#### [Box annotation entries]

※ ※ ※

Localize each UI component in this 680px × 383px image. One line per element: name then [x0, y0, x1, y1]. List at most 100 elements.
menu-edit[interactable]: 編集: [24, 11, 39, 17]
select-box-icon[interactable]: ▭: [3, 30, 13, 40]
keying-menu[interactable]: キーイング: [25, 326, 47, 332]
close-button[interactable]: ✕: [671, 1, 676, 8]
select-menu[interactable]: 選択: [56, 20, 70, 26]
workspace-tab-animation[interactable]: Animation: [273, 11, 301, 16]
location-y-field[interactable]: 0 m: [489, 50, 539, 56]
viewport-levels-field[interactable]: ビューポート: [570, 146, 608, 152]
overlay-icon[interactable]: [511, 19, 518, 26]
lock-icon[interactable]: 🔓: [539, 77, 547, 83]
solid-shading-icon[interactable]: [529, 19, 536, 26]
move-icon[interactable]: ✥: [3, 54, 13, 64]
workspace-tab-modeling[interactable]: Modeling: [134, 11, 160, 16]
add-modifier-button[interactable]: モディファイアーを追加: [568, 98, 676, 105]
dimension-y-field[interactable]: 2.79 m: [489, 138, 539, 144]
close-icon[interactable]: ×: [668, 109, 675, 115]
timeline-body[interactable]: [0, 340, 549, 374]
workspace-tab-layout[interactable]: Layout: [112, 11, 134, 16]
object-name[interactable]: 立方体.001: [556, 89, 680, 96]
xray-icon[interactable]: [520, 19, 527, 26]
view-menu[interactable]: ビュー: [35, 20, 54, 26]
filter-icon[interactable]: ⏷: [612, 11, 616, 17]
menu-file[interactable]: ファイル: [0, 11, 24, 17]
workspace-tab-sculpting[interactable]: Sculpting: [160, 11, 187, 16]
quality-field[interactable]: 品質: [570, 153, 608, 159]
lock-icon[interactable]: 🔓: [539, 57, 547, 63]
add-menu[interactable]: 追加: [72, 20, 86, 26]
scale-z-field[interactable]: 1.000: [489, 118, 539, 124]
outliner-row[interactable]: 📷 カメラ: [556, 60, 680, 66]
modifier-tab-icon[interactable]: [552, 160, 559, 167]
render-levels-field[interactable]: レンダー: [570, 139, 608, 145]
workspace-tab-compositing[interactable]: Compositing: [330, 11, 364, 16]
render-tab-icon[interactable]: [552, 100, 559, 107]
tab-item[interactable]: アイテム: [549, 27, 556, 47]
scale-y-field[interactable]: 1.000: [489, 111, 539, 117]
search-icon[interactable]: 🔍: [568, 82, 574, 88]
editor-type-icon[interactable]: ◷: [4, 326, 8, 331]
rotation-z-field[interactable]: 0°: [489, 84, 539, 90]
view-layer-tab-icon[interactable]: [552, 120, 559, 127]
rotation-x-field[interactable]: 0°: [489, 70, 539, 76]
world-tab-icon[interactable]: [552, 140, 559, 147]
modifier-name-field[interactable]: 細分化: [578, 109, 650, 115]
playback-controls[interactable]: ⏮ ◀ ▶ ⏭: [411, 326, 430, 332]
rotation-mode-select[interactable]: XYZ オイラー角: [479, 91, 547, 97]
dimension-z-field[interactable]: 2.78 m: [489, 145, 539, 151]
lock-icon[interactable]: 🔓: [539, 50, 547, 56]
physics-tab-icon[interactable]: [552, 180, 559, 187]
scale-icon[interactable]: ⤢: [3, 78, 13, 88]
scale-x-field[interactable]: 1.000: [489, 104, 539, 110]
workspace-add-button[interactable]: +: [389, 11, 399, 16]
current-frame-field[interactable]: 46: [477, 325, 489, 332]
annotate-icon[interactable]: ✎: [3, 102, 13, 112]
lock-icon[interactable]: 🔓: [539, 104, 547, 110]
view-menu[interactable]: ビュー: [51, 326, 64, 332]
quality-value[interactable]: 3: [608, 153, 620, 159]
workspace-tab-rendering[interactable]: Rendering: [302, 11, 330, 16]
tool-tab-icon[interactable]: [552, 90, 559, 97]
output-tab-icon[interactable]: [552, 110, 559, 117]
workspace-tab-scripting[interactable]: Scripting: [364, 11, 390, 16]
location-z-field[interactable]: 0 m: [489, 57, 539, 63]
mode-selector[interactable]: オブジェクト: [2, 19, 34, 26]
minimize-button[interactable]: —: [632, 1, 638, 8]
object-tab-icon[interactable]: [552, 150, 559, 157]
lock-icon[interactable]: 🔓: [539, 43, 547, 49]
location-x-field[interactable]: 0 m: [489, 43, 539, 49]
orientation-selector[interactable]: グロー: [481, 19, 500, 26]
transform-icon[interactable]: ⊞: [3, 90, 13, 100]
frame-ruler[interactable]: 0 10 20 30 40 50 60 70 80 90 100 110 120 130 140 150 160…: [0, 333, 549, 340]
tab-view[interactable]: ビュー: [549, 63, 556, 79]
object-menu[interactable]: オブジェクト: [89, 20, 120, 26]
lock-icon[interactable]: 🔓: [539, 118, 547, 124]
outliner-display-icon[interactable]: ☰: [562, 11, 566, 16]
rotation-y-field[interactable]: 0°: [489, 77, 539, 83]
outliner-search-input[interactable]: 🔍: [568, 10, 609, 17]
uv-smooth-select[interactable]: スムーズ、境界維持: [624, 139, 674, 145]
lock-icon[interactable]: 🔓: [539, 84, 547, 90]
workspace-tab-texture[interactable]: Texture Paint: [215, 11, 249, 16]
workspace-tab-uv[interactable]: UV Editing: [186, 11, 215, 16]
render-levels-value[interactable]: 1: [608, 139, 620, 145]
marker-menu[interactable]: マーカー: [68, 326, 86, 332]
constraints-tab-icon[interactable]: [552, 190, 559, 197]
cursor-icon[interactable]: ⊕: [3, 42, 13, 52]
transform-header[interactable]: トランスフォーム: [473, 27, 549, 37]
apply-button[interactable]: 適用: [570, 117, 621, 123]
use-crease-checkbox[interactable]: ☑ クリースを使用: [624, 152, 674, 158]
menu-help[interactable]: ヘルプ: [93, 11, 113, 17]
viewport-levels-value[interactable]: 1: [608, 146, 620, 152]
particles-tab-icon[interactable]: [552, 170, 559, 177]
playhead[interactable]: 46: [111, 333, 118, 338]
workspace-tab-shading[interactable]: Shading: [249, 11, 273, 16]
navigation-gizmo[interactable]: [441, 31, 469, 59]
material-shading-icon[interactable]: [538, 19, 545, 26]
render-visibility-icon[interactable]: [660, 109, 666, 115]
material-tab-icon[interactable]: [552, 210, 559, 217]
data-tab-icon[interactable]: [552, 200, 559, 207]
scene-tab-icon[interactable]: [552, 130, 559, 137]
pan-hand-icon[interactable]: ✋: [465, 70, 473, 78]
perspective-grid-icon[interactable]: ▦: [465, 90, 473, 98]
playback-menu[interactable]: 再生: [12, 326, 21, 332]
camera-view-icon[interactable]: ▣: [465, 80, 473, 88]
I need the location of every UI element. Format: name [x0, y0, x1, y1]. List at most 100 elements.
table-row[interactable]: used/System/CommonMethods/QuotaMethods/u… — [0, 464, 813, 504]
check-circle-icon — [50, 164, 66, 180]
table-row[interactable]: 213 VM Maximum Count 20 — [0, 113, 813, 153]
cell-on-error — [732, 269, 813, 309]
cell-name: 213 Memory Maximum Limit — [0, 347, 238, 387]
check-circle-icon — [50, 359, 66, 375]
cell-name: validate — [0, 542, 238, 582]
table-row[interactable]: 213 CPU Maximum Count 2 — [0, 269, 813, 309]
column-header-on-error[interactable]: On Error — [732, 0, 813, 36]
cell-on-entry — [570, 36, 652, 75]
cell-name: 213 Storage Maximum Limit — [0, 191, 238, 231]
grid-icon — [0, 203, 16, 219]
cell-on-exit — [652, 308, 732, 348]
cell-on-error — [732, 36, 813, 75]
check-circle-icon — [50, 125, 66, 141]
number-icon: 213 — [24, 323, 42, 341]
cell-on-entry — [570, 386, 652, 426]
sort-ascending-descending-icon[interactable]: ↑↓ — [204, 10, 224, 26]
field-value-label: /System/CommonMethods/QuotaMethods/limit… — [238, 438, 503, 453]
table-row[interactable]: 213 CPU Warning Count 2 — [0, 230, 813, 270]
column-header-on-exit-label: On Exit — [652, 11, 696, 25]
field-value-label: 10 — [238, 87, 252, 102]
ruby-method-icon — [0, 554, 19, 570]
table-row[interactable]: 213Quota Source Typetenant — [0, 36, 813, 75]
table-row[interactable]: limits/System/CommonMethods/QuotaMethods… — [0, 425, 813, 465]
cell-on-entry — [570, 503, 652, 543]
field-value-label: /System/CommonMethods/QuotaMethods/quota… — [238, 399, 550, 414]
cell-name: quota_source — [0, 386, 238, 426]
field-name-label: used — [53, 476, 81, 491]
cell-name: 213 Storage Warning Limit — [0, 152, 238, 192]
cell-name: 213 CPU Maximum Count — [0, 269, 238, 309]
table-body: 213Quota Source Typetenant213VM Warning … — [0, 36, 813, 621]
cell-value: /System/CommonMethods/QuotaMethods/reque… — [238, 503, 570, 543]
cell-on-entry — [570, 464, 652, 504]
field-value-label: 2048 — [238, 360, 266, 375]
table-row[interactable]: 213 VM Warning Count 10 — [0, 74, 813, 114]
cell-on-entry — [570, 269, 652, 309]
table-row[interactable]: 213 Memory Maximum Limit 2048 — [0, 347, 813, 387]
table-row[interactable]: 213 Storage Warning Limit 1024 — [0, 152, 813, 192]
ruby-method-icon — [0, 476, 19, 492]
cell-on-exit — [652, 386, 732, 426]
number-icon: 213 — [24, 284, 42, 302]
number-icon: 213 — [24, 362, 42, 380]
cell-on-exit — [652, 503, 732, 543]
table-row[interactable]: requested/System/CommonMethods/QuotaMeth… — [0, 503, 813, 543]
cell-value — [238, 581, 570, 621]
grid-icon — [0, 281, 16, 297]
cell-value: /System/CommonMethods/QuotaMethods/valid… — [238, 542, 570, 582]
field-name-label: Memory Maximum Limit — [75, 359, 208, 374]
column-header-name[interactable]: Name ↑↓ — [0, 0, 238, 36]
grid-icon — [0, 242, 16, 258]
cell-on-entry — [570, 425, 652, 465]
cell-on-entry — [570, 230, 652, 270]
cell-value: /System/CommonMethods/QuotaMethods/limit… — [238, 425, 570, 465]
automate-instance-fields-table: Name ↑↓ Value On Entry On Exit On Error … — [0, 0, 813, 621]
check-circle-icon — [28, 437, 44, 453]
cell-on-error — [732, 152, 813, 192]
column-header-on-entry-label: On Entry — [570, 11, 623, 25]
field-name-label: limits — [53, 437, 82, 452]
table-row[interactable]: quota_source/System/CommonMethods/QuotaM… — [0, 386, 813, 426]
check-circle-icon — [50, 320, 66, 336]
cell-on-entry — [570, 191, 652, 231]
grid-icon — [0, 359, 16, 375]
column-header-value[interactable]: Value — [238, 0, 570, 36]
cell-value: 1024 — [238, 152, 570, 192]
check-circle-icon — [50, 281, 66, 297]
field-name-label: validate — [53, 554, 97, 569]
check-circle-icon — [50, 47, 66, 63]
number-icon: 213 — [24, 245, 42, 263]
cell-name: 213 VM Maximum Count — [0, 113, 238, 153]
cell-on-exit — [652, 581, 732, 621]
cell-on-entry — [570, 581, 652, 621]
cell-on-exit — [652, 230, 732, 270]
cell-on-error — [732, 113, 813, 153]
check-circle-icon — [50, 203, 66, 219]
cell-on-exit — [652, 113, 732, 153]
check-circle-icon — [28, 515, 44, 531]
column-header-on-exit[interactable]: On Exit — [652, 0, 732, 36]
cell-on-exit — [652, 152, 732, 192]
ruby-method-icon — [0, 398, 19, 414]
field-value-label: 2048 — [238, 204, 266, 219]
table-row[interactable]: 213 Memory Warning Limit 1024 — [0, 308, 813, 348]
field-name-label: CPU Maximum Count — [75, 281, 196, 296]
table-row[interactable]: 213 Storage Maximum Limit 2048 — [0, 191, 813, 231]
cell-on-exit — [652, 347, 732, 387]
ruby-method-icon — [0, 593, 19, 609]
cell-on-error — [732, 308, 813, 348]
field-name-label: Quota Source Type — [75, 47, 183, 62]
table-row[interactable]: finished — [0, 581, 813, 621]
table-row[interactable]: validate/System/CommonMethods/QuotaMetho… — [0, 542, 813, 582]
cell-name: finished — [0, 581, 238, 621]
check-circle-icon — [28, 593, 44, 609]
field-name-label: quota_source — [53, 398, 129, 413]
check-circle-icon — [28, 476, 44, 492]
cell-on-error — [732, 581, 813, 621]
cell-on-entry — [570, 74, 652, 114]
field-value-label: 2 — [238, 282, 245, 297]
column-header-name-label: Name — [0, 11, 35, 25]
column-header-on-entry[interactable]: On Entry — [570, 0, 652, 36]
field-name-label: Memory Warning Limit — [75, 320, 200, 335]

※ ※ ※

#### [Exercise aim]
Please count the lines in the entries that contain the string "grid" and reply with only the number.

#### [Task output]
5